[GIVEN EXERCISE]:
Look through the lines below and extract any with the word "Control".
· · · · · · ·
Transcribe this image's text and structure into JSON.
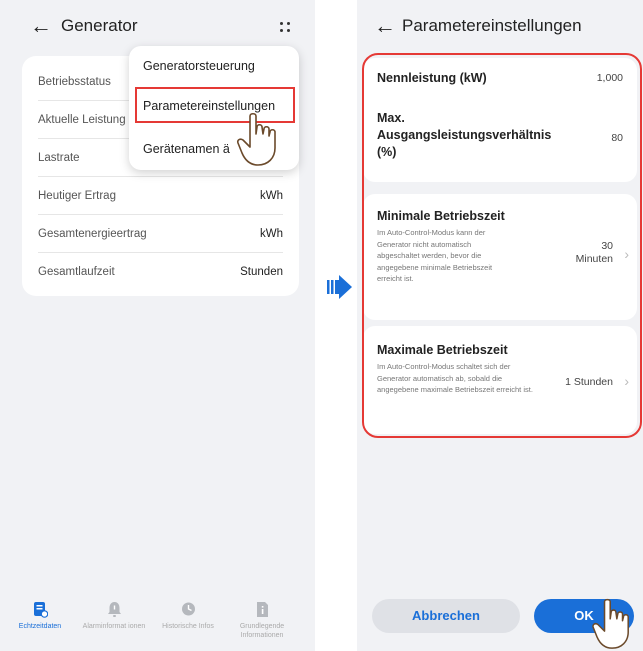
{
  "left": {
    "title": "Generator",
    "status_rows": [
      {
        "label": "Betriebsstatus",
        "value": ""
      },
      {
        "label": "Aktuelle Leistung",
        "value": ""
      },
      {
        "label": "Lastrate",
        "value": ""
      },
      {
        "label": "Heutiger Ertrag",
        "value": "kWh"
      },
      {
        "label": "Gesamtenergieertrag",
        "value": "kWh"
      },
      {
        "label": "Gesamtlaufzeit",
        "value": "Stunden"
      }
    ],
    "menu": {
      "items": [
        "Generatorsteuerung",
        "Parametereinstellungen",
        "Gerätenamen ä"
      ],
      "highlighted": "Parametereinstellungen"
    },
    "tabs": [
      {
        "label": "Echtzeitdaten",
        "icon": "realtime-data-icon",
        "active": true
      },
      {
        "label": "Alarminformat ionen",
        "icon": "alarm-bell-icon",
        "active": false
      },
      {
        "label": "Historische Infos",
        "icon": "history-icon",
        "active": false
      },
      {
        "label": "Grundlegende Informationen",
        "icon": "info-document-icon",
        "active": false
      }
    ]
  },
  "right": {
    "title": "Parametereinstellungen",
    "params": {
      "rated_power": {
        "label": "Nennleistung (kW)",
        "value": "1,000"
      },
      "max_ratio": {
        "label": "Max. Ausgangsleistungsverhältnis (%)",
        "value": "80"
      },
      "min_runtime": {
        "label": "Minimale Betriebszeit",
        "desc": "Im Auto-Control-Modus kann der Generator nicht automatisch abgeschaltet werden, bevor die angegebene minimale Betriebszeit erreicht ist.",
        "value": "30 Minuten"
      },
      "max_runtime": {
        "label": "Maximale Betriebszeit",
        "desc": "Im Auto-Control-Modus schaltet sich der Generator automatisch ab, sobald die angegebene maximale Betriebszeit erreicht ist.",
        "value": "1 Stunden"
      }
    },
    "buttons": {
      "cancel": "Abbrechen",
      "ok": "OK"
    }
  },
  "colors": {
    "accent": "#1a6fd8",
    "highlight": "#e53935",
    "background": "#f1f2f5"
  }
}
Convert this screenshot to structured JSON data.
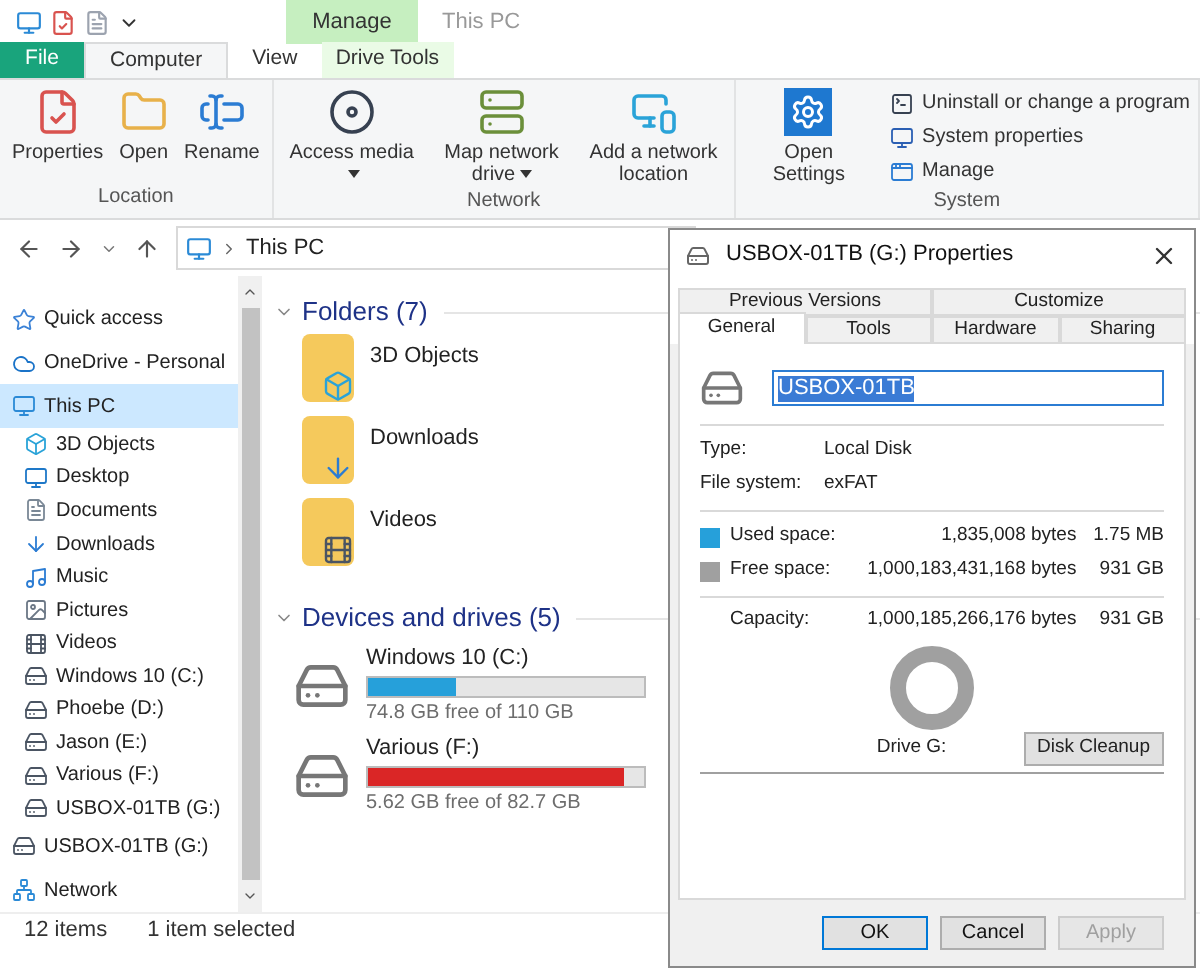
· · · · · · ·
[ANSWER]:
        "desc": "Im Auto-Control-Modus kann der Generator nicht automatisch abgeschaltet werden, bevor die angegebene minimale Betriebszeit erreicht ist.",
        "desc": "Im Auto-Control-Modus schaltet sich der Generator automatisch ab, sobald die angegebene maximale Betriebszeit erreicht ist.",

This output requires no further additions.